■ **DATA FOR THE TASK**:

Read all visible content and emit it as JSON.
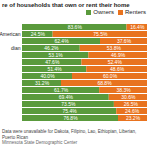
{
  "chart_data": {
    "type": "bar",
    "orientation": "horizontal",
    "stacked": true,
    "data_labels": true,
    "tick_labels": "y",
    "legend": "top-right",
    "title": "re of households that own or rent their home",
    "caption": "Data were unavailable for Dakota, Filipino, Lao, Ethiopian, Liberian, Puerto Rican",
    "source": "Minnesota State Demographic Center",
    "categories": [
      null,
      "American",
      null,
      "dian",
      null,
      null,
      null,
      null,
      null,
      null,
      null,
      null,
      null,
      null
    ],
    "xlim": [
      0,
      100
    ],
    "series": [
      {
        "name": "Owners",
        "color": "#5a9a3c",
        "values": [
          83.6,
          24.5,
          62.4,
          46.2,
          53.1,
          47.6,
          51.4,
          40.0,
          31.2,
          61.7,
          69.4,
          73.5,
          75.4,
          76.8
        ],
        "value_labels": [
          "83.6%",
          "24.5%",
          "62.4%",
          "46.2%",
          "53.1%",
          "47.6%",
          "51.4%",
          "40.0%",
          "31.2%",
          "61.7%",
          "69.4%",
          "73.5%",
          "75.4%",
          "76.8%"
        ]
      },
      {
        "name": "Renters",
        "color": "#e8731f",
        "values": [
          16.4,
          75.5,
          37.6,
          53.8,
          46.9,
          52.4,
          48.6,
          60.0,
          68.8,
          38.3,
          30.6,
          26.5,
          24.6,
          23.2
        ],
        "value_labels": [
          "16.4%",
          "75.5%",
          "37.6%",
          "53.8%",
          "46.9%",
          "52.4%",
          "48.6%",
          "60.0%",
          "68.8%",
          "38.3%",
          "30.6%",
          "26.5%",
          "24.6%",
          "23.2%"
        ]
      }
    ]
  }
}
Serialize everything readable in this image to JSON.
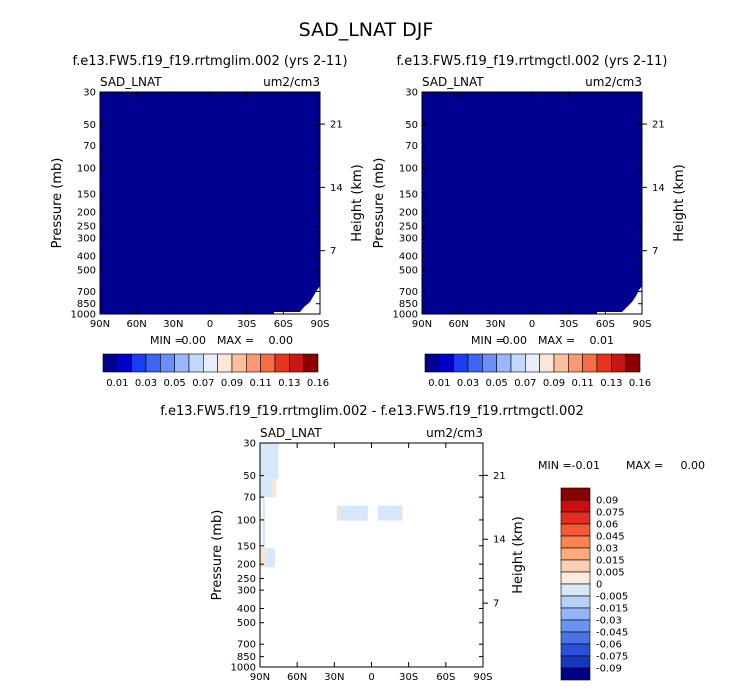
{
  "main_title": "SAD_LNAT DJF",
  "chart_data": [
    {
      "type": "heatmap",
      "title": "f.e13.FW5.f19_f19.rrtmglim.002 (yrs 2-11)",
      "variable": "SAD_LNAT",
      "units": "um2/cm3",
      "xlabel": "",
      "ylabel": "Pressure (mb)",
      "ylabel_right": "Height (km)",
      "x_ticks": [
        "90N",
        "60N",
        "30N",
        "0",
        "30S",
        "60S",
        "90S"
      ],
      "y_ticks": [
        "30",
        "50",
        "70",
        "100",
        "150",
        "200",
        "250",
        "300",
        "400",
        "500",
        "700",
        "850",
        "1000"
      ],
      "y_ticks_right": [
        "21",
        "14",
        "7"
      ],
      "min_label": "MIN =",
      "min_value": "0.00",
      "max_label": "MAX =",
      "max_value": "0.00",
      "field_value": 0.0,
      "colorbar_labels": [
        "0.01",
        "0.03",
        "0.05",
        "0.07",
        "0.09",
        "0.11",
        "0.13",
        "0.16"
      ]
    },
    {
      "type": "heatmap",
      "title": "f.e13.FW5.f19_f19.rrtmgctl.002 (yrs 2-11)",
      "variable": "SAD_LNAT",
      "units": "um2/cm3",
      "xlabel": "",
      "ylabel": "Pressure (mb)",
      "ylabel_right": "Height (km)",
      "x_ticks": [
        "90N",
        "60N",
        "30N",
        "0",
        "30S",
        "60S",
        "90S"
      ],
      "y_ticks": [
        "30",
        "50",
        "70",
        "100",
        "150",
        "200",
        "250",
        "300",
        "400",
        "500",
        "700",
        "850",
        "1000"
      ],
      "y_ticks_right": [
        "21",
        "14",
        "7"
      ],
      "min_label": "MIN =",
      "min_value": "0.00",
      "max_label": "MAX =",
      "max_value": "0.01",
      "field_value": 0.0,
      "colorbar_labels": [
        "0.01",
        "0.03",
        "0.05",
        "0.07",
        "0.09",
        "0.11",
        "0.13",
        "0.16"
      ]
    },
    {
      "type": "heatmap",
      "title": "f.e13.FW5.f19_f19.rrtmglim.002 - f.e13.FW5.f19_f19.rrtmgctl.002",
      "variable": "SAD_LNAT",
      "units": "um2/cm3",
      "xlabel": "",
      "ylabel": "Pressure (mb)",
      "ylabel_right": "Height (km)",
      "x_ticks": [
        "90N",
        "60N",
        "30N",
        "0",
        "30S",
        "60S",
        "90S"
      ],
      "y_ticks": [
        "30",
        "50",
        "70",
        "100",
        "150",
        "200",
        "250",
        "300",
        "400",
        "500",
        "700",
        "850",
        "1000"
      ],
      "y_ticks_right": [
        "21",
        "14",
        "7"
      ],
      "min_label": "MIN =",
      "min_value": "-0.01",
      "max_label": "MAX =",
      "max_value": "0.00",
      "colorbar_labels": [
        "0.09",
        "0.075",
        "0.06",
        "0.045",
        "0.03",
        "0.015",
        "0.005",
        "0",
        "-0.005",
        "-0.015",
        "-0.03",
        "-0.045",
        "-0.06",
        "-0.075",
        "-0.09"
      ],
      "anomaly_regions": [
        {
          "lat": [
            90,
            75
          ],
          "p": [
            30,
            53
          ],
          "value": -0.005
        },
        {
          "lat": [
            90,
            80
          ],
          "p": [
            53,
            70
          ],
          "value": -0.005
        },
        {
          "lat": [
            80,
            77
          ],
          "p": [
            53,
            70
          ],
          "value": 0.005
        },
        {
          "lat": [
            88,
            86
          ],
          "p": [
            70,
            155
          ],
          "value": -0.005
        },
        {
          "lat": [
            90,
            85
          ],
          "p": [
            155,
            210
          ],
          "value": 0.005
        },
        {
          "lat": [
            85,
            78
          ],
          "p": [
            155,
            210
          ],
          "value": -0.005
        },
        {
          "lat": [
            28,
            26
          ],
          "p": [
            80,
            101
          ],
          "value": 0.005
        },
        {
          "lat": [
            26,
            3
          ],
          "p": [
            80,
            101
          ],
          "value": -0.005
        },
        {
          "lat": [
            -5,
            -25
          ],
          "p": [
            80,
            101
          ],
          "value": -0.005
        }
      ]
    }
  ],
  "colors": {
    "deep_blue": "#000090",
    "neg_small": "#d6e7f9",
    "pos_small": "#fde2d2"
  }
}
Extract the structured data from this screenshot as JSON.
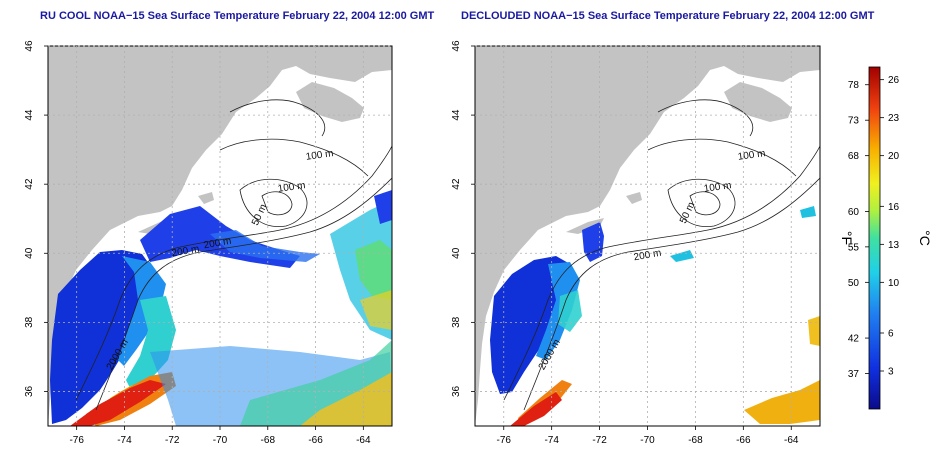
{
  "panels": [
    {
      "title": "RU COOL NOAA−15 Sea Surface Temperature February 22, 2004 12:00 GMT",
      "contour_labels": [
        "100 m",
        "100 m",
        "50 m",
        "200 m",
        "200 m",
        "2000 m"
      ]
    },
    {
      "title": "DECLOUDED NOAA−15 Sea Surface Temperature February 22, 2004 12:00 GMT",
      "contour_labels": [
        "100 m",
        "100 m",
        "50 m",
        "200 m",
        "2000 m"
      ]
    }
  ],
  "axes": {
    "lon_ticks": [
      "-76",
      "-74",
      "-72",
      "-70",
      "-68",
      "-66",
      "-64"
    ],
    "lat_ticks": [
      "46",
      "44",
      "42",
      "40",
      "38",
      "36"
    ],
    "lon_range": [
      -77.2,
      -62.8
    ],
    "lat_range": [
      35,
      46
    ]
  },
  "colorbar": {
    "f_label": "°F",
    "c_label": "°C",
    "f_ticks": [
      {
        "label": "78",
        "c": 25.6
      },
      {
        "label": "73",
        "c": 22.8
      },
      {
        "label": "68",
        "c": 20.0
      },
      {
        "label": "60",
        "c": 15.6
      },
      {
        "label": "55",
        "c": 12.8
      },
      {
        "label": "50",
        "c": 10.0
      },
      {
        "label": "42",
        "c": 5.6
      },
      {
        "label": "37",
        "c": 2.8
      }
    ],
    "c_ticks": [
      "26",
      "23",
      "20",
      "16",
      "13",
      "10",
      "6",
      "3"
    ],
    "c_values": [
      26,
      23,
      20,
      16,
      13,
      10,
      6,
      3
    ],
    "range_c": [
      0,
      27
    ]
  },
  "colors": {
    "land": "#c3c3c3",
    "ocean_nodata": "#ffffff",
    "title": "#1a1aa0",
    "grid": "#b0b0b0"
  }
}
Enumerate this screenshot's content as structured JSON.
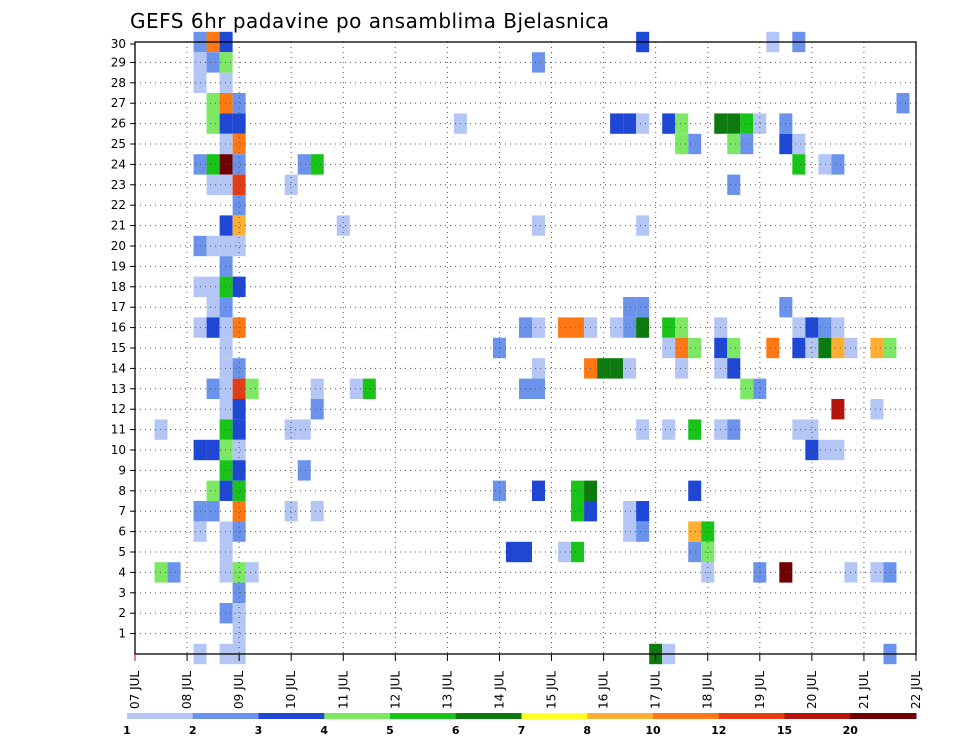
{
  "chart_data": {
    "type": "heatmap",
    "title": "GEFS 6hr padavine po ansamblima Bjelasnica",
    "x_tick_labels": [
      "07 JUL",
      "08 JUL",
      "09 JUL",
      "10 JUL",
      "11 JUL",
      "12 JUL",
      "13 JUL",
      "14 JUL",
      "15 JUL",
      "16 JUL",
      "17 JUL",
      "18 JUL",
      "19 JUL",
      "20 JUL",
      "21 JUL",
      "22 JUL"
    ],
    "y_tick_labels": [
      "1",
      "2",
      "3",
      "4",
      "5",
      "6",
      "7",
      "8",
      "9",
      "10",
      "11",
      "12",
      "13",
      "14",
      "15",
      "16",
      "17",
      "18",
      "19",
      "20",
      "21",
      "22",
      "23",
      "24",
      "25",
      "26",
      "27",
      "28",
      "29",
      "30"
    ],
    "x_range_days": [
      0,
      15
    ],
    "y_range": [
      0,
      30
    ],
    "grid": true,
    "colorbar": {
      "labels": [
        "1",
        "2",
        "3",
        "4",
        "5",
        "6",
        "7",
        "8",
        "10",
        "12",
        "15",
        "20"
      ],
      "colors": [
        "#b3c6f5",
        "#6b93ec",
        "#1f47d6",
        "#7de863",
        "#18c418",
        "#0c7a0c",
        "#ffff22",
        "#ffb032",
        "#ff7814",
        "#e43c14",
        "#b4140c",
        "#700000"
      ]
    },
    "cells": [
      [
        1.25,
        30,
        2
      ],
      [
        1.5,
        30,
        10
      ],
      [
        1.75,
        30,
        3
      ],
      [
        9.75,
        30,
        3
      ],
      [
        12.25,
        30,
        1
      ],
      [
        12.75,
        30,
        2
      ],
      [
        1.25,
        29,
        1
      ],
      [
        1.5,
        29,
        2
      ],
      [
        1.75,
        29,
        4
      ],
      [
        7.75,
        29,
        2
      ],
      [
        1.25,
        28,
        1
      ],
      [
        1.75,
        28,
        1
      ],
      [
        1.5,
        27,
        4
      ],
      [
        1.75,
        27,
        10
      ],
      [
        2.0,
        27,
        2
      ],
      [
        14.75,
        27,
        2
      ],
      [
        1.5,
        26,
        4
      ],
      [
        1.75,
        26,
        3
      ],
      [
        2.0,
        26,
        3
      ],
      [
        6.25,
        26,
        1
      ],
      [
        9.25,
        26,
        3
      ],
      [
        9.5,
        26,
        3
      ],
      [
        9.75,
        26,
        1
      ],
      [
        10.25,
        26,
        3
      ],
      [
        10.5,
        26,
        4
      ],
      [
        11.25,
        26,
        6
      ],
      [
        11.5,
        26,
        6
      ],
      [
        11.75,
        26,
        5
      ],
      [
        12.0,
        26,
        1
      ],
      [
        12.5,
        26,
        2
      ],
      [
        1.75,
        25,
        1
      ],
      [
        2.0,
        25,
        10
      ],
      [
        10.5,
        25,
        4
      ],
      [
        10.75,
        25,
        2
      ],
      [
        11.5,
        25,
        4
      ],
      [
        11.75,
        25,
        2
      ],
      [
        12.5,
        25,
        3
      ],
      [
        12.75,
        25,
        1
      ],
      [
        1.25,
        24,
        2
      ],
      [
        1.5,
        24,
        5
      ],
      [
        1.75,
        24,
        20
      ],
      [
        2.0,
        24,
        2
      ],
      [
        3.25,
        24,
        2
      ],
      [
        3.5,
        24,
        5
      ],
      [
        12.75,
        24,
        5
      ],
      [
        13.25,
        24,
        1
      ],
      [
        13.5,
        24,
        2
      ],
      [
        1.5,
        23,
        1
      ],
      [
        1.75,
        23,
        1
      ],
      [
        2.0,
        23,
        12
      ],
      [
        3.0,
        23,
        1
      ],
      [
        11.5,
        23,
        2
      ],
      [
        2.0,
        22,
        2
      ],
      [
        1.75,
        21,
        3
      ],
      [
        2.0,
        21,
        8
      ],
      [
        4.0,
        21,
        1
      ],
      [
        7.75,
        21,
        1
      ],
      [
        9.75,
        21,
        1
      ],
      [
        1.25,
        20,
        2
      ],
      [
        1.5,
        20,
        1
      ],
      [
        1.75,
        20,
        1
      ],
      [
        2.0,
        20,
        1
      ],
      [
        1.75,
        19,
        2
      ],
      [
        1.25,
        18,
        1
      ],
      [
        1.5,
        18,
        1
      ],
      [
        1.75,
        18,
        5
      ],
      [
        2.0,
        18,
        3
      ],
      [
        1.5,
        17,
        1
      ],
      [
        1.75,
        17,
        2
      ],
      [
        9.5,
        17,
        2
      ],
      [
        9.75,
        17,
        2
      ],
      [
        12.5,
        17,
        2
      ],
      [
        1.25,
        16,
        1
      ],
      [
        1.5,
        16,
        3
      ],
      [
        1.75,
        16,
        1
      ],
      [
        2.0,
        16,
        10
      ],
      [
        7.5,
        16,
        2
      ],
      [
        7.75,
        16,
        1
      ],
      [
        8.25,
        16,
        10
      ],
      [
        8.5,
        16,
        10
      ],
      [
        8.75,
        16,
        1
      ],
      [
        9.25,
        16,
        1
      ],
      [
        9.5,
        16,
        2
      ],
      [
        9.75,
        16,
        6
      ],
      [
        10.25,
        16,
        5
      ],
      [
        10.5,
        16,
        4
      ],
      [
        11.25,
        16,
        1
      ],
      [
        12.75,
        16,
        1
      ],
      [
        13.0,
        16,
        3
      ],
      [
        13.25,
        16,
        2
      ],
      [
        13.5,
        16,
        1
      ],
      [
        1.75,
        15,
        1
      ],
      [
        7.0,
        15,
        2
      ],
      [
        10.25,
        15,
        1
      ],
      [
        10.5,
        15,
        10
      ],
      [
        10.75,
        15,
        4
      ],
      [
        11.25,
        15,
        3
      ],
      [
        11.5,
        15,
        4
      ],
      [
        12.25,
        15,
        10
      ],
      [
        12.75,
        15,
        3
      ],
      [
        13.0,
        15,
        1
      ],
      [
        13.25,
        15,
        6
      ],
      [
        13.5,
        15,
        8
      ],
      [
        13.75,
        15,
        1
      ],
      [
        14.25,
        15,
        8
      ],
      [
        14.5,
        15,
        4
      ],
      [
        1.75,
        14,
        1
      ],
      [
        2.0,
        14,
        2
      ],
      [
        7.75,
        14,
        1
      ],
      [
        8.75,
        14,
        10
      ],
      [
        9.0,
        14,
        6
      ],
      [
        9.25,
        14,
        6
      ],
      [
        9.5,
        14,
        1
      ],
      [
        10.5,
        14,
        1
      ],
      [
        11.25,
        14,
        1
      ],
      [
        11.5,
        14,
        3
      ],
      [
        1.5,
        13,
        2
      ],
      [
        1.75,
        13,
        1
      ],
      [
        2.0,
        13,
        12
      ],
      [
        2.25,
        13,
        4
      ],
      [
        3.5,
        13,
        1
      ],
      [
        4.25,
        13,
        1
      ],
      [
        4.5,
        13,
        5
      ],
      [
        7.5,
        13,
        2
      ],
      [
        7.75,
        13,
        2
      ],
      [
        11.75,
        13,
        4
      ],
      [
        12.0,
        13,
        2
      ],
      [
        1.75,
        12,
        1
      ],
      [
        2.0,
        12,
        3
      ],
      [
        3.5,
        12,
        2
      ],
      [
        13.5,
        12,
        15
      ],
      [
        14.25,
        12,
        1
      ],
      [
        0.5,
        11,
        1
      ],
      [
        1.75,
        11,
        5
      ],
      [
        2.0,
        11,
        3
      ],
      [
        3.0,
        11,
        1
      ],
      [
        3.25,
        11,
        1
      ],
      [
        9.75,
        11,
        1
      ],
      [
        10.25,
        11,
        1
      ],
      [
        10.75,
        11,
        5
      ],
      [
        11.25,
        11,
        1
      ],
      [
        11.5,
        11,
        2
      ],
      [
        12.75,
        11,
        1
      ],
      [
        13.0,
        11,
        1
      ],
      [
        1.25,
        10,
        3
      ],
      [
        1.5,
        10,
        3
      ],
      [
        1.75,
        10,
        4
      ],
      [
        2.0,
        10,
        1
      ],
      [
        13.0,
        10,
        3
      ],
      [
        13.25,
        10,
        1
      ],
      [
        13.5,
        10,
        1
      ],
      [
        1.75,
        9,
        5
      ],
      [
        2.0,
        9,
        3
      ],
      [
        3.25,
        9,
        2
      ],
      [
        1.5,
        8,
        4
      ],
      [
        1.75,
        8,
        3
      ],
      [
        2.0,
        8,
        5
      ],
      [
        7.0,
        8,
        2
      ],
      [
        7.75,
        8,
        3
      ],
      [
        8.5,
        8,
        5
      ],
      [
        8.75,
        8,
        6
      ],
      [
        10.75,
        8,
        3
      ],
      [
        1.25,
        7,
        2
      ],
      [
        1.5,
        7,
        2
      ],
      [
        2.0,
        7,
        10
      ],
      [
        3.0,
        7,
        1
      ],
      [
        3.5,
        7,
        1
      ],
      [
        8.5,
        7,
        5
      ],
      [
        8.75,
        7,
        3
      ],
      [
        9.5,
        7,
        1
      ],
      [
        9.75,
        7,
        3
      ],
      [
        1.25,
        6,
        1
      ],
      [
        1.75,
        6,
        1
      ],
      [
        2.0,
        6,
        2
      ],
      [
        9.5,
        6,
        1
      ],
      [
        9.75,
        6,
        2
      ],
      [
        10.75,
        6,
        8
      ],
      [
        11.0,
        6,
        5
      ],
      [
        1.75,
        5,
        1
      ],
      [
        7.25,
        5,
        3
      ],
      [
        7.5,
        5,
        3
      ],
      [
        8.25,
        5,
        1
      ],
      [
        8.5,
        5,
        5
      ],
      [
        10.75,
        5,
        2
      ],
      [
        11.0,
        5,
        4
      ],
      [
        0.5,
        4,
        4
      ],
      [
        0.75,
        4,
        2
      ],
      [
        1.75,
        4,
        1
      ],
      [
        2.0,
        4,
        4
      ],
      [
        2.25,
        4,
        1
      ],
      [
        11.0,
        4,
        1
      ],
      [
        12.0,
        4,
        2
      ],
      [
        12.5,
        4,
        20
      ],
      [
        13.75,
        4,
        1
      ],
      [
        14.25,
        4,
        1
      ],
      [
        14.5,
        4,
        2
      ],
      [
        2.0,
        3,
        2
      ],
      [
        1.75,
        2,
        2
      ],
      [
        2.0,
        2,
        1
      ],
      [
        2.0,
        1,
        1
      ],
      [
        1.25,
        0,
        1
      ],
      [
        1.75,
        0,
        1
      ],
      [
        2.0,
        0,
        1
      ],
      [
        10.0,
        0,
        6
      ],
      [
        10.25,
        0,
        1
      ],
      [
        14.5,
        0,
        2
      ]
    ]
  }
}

■ **THE REQUEST**:
Count each line with "screenshot" in it and report that figure by itself.

■ **WORKED ANSWER**:
2